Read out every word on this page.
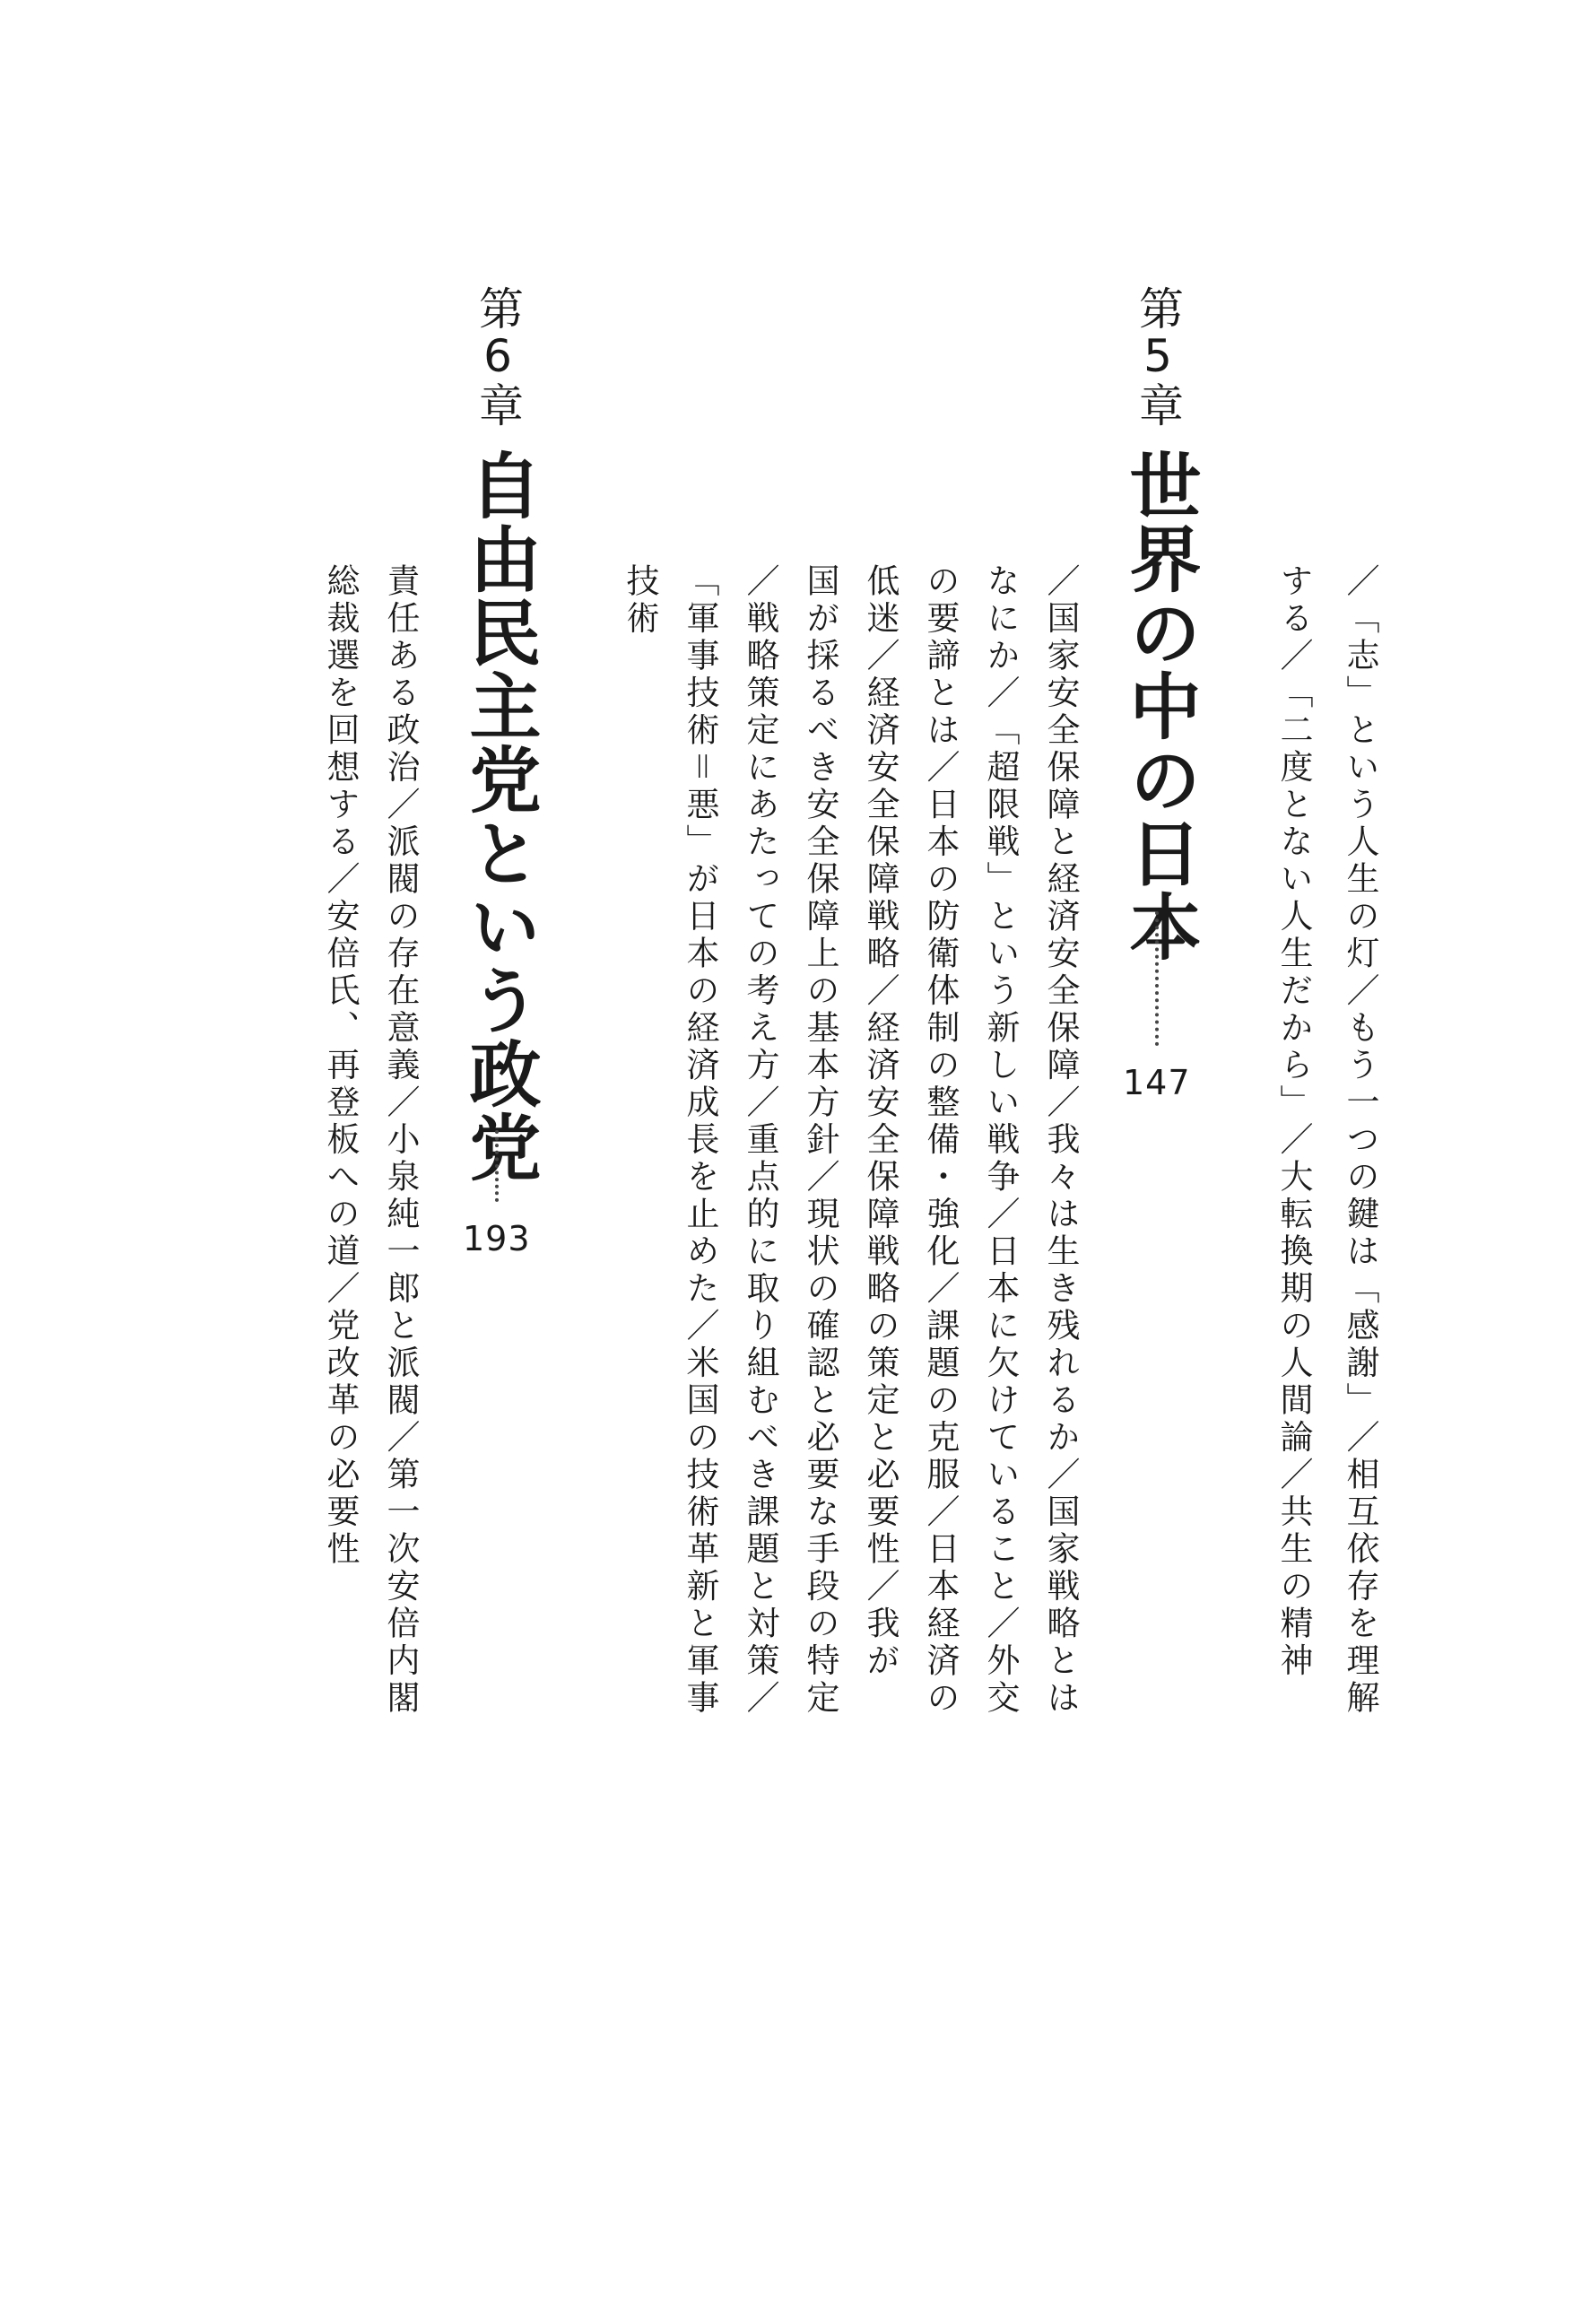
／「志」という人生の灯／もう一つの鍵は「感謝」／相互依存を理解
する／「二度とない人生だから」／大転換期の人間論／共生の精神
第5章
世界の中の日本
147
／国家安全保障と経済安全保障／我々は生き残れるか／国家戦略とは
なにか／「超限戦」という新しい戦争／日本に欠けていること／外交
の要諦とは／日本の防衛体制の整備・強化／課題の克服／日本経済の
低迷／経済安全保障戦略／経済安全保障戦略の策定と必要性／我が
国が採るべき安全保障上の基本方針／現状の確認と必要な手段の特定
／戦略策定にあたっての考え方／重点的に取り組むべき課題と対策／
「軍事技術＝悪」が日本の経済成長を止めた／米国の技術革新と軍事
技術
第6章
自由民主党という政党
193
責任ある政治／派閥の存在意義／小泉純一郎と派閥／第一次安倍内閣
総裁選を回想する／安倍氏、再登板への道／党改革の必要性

···

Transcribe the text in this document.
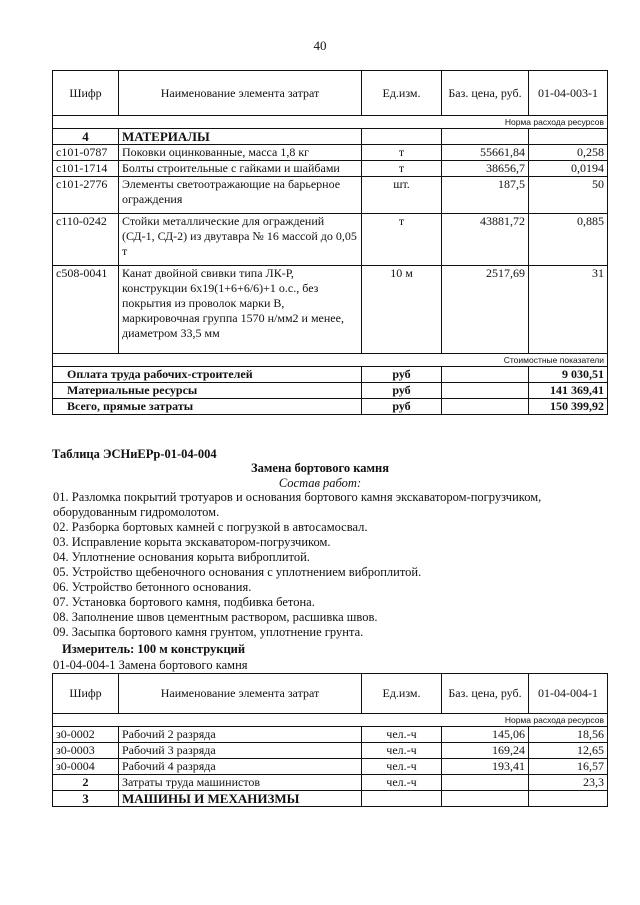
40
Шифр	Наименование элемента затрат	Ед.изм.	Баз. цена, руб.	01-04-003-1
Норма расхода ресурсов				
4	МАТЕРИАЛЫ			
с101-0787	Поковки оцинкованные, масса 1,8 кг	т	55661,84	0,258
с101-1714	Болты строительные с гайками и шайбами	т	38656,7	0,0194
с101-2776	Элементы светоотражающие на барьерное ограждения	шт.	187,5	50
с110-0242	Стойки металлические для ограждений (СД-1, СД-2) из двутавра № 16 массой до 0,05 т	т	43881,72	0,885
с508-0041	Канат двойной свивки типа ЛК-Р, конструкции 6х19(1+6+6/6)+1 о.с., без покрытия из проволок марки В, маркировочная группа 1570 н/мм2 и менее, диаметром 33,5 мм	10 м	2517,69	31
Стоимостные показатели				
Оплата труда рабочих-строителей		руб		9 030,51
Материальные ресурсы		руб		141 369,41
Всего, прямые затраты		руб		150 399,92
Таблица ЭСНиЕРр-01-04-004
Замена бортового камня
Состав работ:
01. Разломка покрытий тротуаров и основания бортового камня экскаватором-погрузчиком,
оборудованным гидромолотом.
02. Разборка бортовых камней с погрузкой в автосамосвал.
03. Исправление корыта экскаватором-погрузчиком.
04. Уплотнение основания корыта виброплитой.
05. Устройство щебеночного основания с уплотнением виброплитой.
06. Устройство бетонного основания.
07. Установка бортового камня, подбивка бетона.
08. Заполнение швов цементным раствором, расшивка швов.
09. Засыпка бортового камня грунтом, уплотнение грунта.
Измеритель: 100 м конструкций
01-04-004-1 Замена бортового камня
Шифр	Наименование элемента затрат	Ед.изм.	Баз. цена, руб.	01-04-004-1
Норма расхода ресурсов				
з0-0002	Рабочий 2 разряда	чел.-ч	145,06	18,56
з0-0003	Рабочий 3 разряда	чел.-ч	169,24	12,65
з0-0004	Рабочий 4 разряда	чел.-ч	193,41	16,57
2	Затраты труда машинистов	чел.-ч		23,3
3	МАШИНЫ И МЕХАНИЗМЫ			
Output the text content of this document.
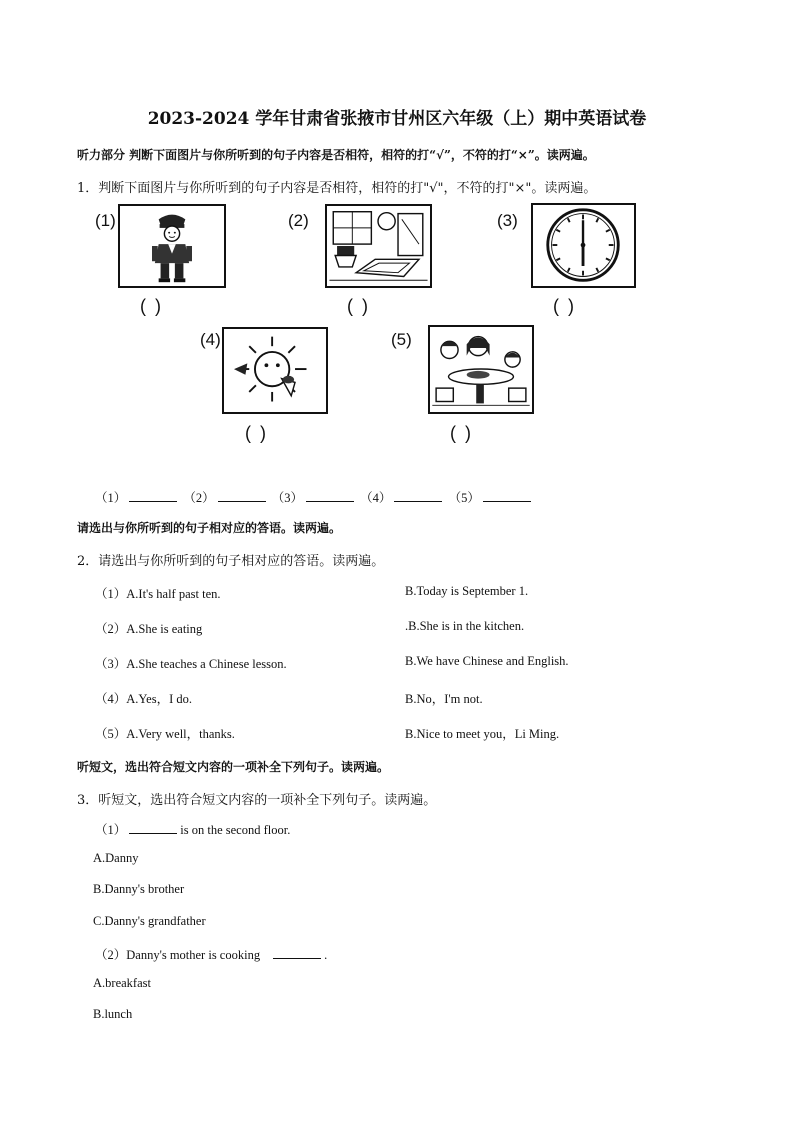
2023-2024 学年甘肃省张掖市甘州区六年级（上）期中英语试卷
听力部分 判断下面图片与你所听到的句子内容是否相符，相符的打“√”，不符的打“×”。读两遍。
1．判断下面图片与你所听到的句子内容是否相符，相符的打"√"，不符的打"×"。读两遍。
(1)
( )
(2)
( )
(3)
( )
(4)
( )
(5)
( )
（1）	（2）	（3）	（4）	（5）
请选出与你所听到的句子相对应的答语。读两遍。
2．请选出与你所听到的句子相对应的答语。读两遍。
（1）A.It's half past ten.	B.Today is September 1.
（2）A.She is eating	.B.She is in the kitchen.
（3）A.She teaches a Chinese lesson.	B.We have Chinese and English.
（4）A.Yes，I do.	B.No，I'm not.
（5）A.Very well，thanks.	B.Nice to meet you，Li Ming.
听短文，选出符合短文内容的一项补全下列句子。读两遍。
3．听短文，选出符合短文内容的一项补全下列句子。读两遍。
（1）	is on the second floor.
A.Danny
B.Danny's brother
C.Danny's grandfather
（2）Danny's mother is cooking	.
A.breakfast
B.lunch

···

**REQUEST**
Every line holding "判断下面图片与你所听到的句子内容是否相符" should be copied out.

**ANSWER TO THE TASK**
听力部分 判断下面图片与你所听到的句子内容是否相符，相符的打“√”，不符的打“×”。读两遍。
1．判断下面图片与你所听到的句子内容是否相符，相符的打"√"，不符的打"×"。读两遍。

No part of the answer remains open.